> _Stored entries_
- - -

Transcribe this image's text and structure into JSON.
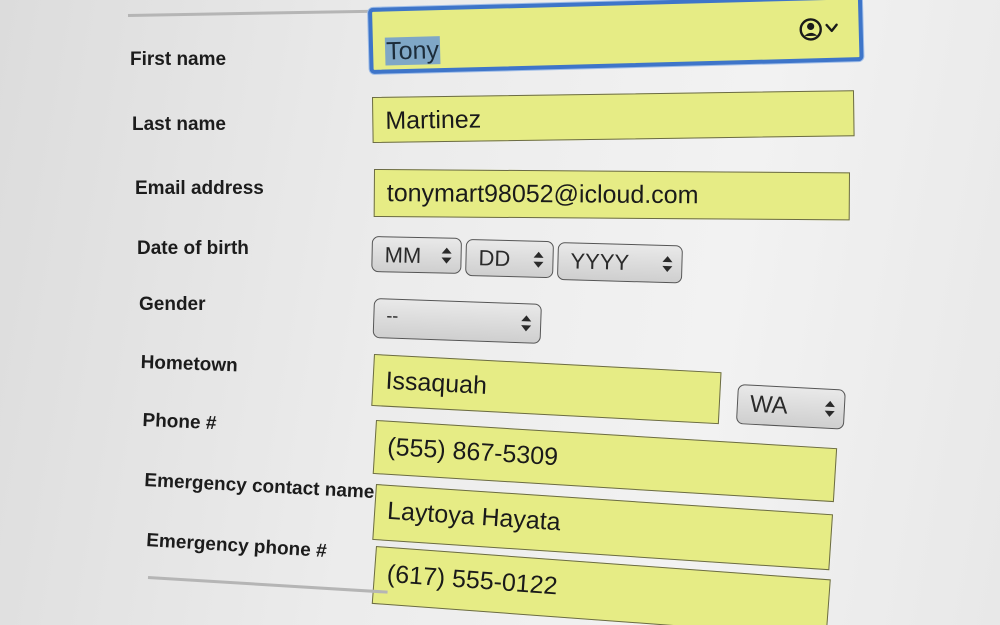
{
  "form": {
    "first_name": {
      "label": "First name",
      "value": "Tony"
    },
    "last_name": {
      "label": "Last name",
      "value": "Martinez"
    },
    "email": {
      "label": "Email address",
      "value": "tonymart98052@icloud.com"
    },
    "dob": {
      "label": "Date of birth",
      "month": "MM",
      "day": "DD",
      "year": "YYYY"
    },
    "gender": {
      "label": "Gender",
      "value": "--"
    },
    "hometown": {
      "label": "Hometown",
      "value": "Issaquah",
      "state": "WA"
    },
    "phone": {
      "label": "Phone #",
      "value": "(555) 867-5309"
    },
    "emergency_name": {
      "label": "Emergency contact name",
      "value": "Laytoya Hayata"
    },
    "emergency_phone": {
      "label": "Emergency phone #",
      "value": "(617) 555-0122"
    }
  },
  "icons": {
    "autofill": "person-circle-icon",
    "autofill_menu": "chevron-down-icon",
    "select_arrows": "up-down-arrows-icon"
  },
  "colors": {
    "autofill_background": "#e6ec85",
    "focus_ring": "#3e75c9",
    "text_selection": "#7fa7c6"
  }
}
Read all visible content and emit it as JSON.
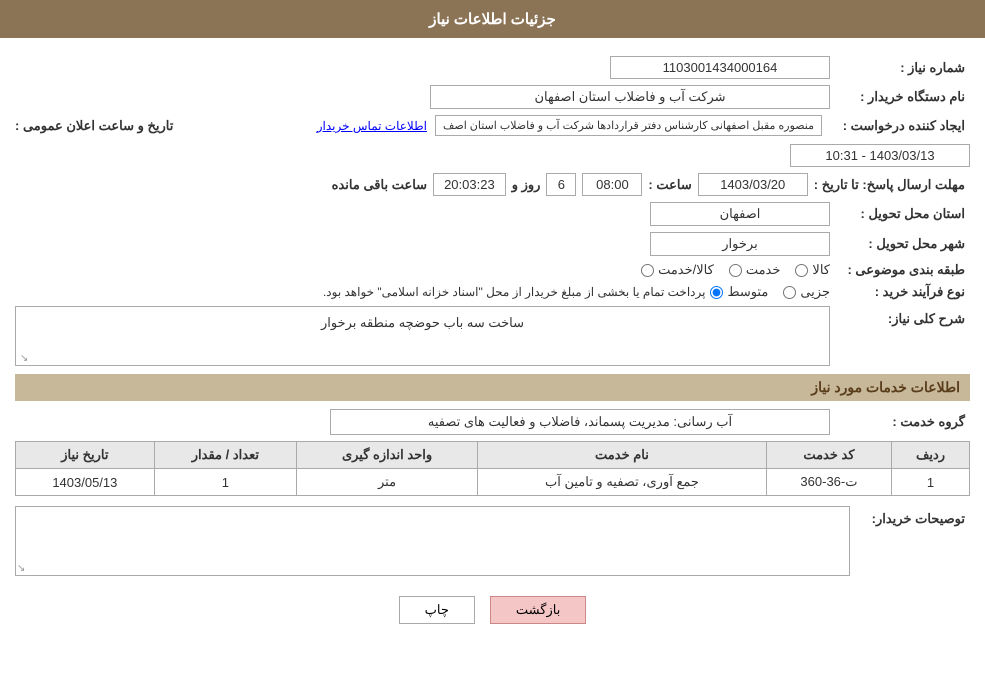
{
  "header": {
    "title": "جزئیات اطلاعات نیاز"
  },
  "fields": {
    "shomareNiaz_label": "شماره نیاز :",
    "shomareNiaz_value": "1103001434000164",
    "namDastgah_label": "نام دستگاه خریدار :",
    "namDastgah_value": "شرکت آب و فاضلاب استان اصفهان",
    "ijadKonande_label": "ایجاد کننده درخواست :",
    "ijadKonande_value": "منصوره مقبل اصفهانی کارشناس دفتر قراردادها شرکت آب و فاضلاب استان اصف",
    "ijadKonande_link": "اطلاعات تماس خریدار",
    "mohlatIrsalPasokh_label": "مهلت ارسال پاسخ: تا تاریخ :",
    "date_value": "1403/03/20",
    "saat_label": "ساعت :",
    "saat_value": "08:00",
    "roz_label": "روز و",
    "roz_value": "6",
    "countdown_label": "ساعت باقی مانده",
    "countdown_value": "20:03:23",
    "tarikhSaatElam_label": "تاریخ و ساعت اعلان عمومی :",
    "tarikhSaatElam_value": "1403/03/13 - 10:31",
    "ostanTahvil_label": "استان محل تحویل :",
    "ostanTahvil_value": "اصفهان",
    "shahrTahvil_label": "شهر محل تحویل :",
    "shahrTahvil_value": "برخوار",
    "tabaqeBandi_label": "طبقه بندی موضوعی :",
    "kala_label": "کالا",
    "khedmat_label": "خدمت",
    "kala_khedmat_label": "کالا/خدمت",
    "noFarayand_label": "نوع فرآیند خرید :",
    "jozee_label": "جزیی",
    "motavasset_label": "متوسط",
    "note_text": "پرداخت تمام یا بخشی از مبلغ خریدار از محل \"اسناد خزانه اسلامی\" خواهد بود.",
    "sharhKolliNiaz_label": "شرح کلی نیاز:",
    "sharhKolliNiaz_value": "ساخت سه باب حوضچه منطقه برخوار",
    "khadamat_section": "اطلاعات خدمات مورد نیاز",
    "groheKhedmat_label": "گروه خدمت :",
    "groheKhedmat_value": "آب رسانی: مدیریت پسماند، فاضلاب و فعالیت های تصفیه",
    "table": {
      "headers": [
        "ردیف",
        "کد خدمت",
        "نام خدمت",
        "واحد اندازه گیری",
        "تعداد / مقدار",
        "تاریخ نیاز"
      ],
      "rows": [
        {
          "radif": "1",
          "kodKhedmat": "ت-36-360",
          "namKhedmat": "جمع آوری، تصفیه و تامین آب",
          "vahed": "متر",
          "tedad": "1",
          "tarikh": "1403/05/13"
        }
      ]
    },
    "tosifatKharidar_label": "توصیحات خریدار:",
    "tosifatKharidar_value": ""
  },
  "buttons": {
    "print_label": "چاپ",
    "back_label": "بازگشت"
  }
}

- - -

> _Set problem_
All records above are to be printed exactly, minus the pictures they contain.

> _Result_
Transcribe this image's text and structure into JSON.
{
  "form": {
    "first_name": {
      "label": "First name",
      "value": "Tony"
    },
    "last_name": {
      "label": "Last name",
      "value": "Martinez"
    },
    "email": {
      "label": "Email address",
      "value": "tonymart98052@icloud.com"
    },
    "dob": {
      "label": "Date of birth",
      "month": "MM",
      "day": "DD",
      "year": "YYYY"
    },
    "gender": {
      "label": "Gender",
      "value": "--"
    },
    "hometown": {
      "label": "Hometown",
      "value": "Issaquah",
      "state": "WA"
    },
    "phone": {
      "label": "Phone #",
      "value": "(555) 867-5309"
    },
    "emergency_name": {
      "label": "Emergency contact name",
      "value": "Laytoya Hayata"
    },
    "emergency_phone": {
      "label": "Emergency phone #",
      "value": "(617) 555-0122"
    }
  },
  "icons": {
    "autofill": "person-circle-icon",
    "autofill_menu": "chevron-down-icon",
    "select_arrows": "up-down-arrows-icon"
  },
  "colors": {
    "autofill_background": "#e6ec85",
    "focus_ring": "#3e75c9",
    "text_selection": "#7fa7c6"
  }
}
Read all visible content and emit it as JSON.
{
  "header": {
    "title": "جزئیات اطلاعات نیاز"
  },
  "fields": {
    "shomareNiaz_label": "شماره نیاز :",
    "shomareNiaz_value": "1103001434000164",
    "namDastgah_label": "نام دستگاه خریدار :",
    "namDastgah_value": "شرکت آب و فاضلاب استان اصفهان",
    "ijadKonande_label": "ایجاد کننده درخواست :",
    "ijadKonande_value": "منصوره مقبل اصفهانی کارشناس دفتر قراردادها شرکت آب و فاضلاب استان اصف",
    "ijadKonande_link": "اطلاعات تماس خریدار",
    "mohlatIrsalPasokh_label": "مهلت ارسال پاسخ: تا تاریخ :",
    "date_value": "1403/03/20",
    "saat_label": "ساعت :",
    "saat_value": "08:00",
    "roz_label": "روز و",
    "roz_value": "6",
    "countdown_label": "ساعت باقی مانده",
    "countdown_value": "20:03:23",
    "tarikhSaatElam_label": "تاریخ و ساعت اعلان عمومی :",
    "tarikhSaatElam_value": "1403/03/13 - 10:31",
    "ostanTahvil_label": "استان محل تحویل :",
    "ostanTahvil_value": "اصفهان",
    "shahrTahvil_label": "شهر محل تحویل :",
    "shahrTahvil_value": "برخوار",
    "tabaqeBandi_label": "طبقه بندی موضوعی :",
    "kala_label": "کالا",
    "khedmat_label": "خدمت",
    "kala_khedmat_label": "کالا/خدمت",
    "noFarayand_label": "نوع فرآیند خرید :",
    "jozee_label": "جزیی",
    "motavasset_label": "متوسط",
    "note_text": "پرداخت تمام یا بخشی از مبلغ خریدار از محل \"اسناد خزانه اسلامی\" خواهد بود.",
    "sharhKolliNiaz_label": "شرح کلی نیاز:",
    "sharhKolliNiaz_value": "ساخت سه باب حوضچه منطقه برخوار",
    "khadamat_section": "اطلاعات خدمات مورد نیاز",
    "groheKhedmat_label": "گروه خدمت :",
    "groheKhedmat_value": "آب رسانی: مدیریت پسماند، فاضلاب و فعالیت های تصفیه",
    "table": {
      "headers": [
        "ردیف",
        "کد خدمت",
        "نام خدمت",
        "واحد اندازه گیری",
        "تعداد / مقدار",
        "تاریخ نیاز"
      ],
      "rows": [
        {
          "radif": "1",
          "kodKhedmat": "ت-36-360",
          "namKhedmat": "جمع آوری، تصفیه و تامین آب",
          "vahed": "متر",
          "tedad": "1",
          "tarikh": "1403/05/13"
        }
      ]
    },
    "tosifatKharidar_label": "توصیحات خریدار:",
    "tosifatKharidar_value": ""
  },
  "buttons": {
    "print_label": "چاپ",
    "back_label": "بازگشت"
  }
}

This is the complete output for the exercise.